TASK STATEMENT:
Show all lines from the data that include the word "прибора".

EXTRACTED RECORDS:
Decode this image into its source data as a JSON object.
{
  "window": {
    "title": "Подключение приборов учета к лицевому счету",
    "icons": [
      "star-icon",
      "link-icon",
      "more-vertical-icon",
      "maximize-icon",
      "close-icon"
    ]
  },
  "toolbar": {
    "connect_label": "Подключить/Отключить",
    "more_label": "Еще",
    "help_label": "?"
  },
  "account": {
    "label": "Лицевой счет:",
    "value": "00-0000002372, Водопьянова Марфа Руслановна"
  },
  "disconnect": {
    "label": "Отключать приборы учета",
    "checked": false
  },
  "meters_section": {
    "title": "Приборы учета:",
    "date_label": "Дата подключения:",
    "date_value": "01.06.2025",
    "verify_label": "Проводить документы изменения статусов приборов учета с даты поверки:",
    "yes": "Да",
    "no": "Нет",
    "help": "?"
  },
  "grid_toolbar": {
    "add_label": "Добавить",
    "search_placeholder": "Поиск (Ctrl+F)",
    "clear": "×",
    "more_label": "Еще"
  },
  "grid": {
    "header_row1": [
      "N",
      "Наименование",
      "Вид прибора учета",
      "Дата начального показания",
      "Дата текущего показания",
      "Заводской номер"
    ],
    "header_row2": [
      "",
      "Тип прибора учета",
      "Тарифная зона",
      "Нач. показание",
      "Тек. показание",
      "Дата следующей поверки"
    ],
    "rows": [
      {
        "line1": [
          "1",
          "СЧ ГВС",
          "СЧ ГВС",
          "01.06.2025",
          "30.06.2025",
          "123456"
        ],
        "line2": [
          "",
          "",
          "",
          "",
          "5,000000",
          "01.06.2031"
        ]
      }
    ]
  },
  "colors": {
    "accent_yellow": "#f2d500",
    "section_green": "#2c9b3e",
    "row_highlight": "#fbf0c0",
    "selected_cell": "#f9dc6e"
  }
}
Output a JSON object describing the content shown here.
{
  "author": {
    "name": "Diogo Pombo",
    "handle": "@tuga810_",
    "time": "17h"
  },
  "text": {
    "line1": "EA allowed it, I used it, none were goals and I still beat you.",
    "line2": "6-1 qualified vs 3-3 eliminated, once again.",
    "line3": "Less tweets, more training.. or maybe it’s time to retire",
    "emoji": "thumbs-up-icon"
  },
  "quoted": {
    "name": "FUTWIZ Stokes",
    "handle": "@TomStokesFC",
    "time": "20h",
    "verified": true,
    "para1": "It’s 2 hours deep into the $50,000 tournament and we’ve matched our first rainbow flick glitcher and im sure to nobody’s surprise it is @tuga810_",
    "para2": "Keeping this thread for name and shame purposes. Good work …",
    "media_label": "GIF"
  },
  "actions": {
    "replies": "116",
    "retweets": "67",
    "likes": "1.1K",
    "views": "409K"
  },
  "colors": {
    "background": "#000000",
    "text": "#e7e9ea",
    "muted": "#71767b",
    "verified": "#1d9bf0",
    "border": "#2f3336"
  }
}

REPLY TO THE TASK:
      "Вид прибора учета",
      "Тип прибора учета",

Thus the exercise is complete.